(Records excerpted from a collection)
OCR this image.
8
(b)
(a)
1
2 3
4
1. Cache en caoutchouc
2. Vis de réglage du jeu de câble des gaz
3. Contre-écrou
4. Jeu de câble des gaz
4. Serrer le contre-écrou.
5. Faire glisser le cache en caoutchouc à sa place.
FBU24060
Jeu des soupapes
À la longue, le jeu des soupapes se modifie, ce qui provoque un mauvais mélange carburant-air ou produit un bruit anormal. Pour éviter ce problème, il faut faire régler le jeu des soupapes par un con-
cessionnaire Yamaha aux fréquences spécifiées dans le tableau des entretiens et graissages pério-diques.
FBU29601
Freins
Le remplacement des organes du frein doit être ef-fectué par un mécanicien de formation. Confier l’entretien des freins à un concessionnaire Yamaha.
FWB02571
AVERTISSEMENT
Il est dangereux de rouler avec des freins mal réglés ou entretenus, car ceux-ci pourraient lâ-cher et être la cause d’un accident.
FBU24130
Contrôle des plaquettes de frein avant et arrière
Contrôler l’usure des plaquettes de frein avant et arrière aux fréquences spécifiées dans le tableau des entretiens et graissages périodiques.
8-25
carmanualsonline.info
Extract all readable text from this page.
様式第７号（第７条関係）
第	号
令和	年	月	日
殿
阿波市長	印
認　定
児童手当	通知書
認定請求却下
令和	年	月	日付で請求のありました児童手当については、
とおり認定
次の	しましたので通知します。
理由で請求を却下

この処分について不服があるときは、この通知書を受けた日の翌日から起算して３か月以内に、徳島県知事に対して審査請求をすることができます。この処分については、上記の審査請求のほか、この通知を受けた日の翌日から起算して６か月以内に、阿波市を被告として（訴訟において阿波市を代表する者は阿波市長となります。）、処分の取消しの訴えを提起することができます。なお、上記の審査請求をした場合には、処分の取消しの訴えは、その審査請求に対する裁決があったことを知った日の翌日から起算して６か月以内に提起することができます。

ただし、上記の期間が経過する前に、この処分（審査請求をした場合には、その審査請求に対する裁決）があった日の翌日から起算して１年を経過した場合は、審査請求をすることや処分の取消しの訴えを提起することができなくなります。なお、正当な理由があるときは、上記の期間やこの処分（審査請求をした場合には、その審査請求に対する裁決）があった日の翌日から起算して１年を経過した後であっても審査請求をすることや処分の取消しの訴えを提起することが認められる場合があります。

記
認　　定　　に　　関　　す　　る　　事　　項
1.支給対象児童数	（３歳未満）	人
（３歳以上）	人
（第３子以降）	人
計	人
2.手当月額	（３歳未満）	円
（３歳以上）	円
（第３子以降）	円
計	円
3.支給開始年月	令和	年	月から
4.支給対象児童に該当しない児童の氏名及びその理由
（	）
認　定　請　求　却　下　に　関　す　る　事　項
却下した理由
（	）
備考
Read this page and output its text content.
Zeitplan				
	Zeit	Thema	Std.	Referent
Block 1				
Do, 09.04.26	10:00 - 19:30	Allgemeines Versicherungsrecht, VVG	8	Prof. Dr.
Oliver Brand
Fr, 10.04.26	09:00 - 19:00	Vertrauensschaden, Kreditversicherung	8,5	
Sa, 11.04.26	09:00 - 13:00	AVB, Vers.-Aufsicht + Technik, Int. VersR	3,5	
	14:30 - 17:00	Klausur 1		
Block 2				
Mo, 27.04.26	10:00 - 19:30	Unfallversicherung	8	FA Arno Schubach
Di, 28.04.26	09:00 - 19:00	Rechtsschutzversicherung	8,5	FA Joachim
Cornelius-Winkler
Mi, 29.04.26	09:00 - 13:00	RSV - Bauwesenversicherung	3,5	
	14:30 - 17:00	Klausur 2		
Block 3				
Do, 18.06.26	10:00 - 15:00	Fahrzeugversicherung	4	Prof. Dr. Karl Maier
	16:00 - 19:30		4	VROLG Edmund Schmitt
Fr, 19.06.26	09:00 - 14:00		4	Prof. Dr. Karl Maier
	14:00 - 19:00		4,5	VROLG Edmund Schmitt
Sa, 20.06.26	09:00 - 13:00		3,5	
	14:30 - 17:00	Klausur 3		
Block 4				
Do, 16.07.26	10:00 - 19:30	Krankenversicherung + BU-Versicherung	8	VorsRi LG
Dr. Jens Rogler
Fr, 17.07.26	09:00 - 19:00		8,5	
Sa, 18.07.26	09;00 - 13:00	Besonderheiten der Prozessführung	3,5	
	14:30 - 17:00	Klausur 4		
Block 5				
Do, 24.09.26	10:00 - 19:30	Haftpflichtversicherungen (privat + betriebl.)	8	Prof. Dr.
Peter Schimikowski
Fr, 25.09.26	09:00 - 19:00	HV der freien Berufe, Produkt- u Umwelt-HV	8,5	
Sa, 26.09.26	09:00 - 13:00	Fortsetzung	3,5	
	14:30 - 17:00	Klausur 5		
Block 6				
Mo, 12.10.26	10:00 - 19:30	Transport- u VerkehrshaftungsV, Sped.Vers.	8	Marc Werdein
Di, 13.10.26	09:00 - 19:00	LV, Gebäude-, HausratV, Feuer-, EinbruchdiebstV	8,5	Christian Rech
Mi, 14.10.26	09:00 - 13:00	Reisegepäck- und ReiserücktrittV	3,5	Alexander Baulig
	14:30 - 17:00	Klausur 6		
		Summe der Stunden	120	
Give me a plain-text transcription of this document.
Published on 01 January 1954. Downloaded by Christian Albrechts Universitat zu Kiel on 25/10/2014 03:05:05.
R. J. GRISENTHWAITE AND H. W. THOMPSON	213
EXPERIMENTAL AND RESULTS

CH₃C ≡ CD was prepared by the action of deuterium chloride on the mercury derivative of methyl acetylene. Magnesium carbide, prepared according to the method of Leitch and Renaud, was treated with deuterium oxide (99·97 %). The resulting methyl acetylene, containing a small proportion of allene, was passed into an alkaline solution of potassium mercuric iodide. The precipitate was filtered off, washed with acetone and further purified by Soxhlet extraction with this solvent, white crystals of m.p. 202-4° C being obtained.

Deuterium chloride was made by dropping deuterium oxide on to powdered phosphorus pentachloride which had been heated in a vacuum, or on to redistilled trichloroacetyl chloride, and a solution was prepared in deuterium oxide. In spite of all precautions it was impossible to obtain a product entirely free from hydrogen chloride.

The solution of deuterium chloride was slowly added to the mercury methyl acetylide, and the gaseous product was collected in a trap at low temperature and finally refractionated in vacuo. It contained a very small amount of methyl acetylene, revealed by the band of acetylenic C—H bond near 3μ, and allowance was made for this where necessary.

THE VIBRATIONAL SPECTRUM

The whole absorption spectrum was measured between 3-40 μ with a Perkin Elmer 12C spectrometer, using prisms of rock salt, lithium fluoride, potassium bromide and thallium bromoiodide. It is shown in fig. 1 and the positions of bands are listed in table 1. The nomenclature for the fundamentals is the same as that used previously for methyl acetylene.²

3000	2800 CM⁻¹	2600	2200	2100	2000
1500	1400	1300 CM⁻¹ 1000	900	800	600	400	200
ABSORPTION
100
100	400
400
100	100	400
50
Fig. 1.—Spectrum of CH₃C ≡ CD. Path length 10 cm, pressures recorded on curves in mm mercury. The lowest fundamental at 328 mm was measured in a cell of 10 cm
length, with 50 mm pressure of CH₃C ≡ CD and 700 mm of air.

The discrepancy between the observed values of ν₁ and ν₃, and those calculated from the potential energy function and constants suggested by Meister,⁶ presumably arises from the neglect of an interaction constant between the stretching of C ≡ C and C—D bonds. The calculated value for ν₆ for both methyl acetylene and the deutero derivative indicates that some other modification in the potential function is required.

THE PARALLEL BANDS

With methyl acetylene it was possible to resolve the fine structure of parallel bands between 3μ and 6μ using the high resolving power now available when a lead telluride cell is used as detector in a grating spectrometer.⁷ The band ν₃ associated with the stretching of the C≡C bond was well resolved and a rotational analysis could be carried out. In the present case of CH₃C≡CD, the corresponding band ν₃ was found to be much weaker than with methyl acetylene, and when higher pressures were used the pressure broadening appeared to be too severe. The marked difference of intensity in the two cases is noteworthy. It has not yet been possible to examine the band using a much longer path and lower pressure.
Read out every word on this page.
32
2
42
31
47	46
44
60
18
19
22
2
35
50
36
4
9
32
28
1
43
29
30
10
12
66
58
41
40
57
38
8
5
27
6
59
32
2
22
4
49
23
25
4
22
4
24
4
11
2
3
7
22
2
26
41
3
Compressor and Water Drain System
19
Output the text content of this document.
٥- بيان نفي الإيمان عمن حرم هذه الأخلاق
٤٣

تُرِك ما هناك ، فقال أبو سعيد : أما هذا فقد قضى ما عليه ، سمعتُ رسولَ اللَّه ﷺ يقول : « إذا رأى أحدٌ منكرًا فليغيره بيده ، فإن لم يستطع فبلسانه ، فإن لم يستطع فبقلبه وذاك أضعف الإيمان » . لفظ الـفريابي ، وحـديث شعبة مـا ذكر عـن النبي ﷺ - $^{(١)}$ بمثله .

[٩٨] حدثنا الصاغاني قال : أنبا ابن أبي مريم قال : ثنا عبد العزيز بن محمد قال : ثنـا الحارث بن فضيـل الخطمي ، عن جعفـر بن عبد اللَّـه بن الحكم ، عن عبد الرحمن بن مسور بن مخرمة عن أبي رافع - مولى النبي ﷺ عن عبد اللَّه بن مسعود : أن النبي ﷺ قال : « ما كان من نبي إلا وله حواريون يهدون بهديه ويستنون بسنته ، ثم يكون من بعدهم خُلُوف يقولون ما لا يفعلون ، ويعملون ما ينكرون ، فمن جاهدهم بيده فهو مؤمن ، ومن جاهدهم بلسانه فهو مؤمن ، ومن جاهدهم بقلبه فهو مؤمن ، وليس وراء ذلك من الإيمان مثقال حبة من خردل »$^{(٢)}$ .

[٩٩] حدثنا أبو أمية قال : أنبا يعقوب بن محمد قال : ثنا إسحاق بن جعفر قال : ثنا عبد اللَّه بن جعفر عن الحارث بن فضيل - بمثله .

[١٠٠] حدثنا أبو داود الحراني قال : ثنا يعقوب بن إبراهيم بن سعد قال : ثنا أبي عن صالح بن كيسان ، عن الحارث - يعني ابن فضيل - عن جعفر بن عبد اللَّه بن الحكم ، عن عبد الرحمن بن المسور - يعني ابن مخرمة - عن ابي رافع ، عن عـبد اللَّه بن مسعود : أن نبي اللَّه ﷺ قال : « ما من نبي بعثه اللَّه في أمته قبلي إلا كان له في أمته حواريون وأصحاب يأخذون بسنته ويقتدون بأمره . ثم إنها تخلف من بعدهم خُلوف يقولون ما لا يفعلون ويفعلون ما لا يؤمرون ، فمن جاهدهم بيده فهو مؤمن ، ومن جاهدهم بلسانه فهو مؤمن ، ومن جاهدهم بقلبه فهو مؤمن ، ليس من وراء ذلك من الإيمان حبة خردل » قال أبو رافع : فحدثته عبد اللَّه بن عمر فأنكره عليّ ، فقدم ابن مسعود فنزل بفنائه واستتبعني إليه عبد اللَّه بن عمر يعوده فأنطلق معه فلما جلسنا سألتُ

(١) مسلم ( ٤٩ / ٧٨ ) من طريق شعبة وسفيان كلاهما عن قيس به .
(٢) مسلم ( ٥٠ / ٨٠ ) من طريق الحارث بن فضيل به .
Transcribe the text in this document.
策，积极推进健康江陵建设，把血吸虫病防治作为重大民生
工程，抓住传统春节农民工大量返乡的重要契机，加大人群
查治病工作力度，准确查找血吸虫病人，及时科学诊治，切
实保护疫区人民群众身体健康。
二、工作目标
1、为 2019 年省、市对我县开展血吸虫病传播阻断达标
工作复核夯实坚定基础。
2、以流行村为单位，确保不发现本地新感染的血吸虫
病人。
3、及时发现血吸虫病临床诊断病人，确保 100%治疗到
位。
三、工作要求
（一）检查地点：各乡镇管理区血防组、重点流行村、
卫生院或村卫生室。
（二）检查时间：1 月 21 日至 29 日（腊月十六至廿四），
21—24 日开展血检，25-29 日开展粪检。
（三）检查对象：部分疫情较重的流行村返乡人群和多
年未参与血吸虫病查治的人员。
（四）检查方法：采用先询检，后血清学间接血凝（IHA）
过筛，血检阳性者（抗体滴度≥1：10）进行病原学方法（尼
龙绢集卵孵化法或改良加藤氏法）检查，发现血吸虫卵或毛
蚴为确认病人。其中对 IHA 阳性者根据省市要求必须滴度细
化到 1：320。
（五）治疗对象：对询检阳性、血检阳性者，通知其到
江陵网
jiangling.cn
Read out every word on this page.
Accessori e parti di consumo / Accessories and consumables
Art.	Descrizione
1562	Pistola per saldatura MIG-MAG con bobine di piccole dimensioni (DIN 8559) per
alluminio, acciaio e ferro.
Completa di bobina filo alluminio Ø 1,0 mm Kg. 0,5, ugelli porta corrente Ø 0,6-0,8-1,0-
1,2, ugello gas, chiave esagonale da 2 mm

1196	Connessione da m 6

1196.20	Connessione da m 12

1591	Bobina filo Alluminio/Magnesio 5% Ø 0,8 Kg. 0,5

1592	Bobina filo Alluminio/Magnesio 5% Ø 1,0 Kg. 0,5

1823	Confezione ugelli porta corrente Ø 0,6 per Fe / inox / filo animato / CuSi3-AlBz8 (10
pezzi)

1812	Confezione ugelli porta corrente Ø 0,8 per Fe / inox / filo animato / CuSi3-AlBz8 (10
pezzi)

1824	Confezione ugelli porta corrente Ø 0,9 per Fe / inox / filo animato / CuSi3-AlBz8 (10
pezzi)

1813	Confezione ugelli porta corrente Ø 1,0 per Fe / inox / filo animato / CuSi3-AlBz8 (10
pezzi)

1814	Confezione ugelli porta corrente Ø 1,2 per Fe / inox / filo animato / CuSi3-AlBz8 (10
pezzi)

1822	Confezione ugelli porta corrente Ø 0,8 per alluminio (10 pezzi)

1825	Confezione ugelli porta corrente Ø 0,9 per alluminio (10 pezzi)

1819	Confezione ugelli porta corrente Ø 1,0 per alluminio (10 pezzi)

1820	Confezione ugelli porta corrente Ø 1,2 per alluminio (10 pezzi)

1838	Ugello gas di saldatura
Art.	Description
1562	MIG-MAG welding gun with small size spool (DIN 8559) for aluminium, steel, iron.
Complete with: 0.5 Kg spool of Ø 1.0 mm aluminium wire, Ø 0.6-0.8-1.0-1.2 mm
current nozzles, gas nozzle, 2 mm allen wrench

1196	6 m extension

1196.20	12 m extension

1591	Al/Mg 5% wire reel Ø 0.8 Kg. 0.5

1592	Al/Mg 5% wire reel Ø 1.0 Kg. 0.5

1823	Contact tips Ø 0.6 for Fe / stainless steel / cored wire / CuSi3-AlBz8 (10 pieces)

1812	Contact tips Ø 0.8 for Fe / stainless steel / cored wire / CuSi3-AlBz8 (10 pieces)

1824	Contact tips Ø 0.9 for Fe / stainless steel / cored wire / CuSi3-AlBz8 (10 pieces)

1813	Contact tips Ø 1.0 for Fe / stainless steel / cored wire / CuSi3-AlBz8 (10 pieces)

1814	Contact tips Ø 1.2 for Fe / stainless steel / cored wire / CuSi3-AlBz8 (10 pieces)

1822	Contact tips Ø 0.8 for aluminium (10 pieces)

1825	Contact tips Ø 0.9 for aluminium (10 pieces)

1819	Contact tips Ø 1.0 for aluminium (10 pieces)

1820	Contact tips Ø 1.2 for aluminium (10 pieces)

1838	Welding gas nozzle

WORK INSTRUCTIONS
Copy every line that includes the string "طريق" from the material above.

CORRECT RESULT
(١) مسلم ( ٤٩ / ٧٨ ) من طريق شعبة وسفيان كلاهما عن قيس به .
(٢) مسلم ( ٥٠ / ٨٠ ) من طريق الحارث بن فضيل به .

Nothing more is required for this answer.